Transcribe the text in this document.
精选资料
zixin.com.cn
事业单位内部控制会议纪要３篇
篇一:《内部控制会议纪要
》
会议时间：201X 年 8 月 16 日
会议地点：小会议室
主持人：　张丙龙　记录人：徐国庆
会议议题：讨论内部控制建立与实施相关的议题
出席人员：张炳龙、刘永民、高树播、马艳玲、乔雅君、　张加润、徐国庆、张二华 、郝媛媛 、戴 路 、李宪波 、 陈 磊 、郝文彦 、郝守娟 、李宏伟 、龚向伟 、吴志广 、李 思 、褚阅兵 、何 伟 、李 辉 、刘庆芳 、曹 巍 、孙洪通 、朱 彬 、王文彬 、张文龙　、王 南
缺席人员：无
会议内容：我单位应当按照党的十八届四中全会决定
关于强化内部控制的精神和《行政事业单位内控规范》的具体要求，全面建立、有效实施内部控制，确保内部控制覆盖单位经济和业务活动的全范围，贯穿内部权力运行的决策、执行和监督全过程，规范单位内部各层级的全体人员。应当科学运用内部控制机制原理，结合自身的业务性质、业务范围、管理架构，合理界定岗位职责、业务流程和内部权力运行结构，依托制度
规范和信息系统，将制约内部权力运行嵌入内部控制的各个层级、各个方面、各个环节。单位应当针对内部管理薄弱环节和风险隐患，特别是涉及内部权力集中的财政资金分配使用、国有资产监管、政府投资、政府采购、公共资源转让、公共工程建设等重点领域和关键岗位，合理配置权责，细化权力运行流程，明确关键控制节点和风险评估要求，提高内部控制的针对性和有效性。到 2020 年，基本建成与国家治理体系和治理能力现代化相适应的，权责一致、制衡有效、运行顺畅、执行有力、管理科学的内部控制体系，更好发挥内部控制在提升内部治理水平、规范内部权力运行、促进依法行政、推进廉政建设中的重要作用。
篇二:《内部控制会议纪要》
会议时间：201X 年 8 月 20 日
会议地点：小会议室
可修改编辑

---*---

- **STATED TASK**
Write out every line from the records above, word for word.

- **ANSWER IN FULL**
Transcribe the text in this document.
精选资料
zixin.com.cn
事业单位内部控制会议纪要３篇
篇一:《内部控制会议纪要
》
会议时间：201X 年 8 月 16 日
会议地点：小会议室
主持人：　张丙龙　记录人：徐国庆
会议议题：讨论内部控制建立与实施相关的议题
出席人员：张炳龙、刘永民、高树播、马艳玲、乔雅君、　张加润、徐国庆、张二华 、郝媛媛 、戴 路 、李宪波 、 陈 磊 、郝文彦 、郝守娟 、李宏伟 、龚向伟 、吴志广 、李 思 、褚阅兵 、何 伟 、李 辉 、刘庆芳 、曹 巍 、孙洪通 、朱 彬 、王文彬 、张文龙　、王 南
缺席人员：无
会议内容：我单位应当按照党的十八届四中全会决定
关于强化内部控制的精神和《行政事业单位内控规范》的具体要求，全面建立、有效实施内部控制，确保内部控制覆盖单位经济和业务活动的全范围，贯穿内部权力运行的决策、执行和监督全过程，规范单位内部各层级的全体人员。应当科学运用内部控制机制原理，结合自身的业务性质、业务范围、管理架构，合理界定岗位职责、业务流程和内部权力运行结构，依托制度
规范和信息系统，将制约内部权力运行嵌入内部控制的各个层级、各个方面、各个环节。单位应当针对内部管理薄弱环节和风险隐患，特别是涉及内部权力集中的财政资金分配使用、国有资产监管、政府投资、政府采购、公共资源转让、公共工程建设等重点领域和关键岗位，合理配置权责，细化权力运行流程，明确关键控制节点和风险评估要求，提高内部控制的针对性和有效性。到 2020 年，基本建成与国家治理体系和治理能力现代化相适应的，权责一致、制衡有效、运行顺畅、执行有力、管理科学的内部控制体系，更好发挥内部控制在提升内部治理水平、规范内部权力运行、促进依法行政、推进廉政建设中的重要作用。
篇二:《内部控制会议纪要》
会议时间：201X 年 8 月 20 日
会议地点：小会议室
可修改编辑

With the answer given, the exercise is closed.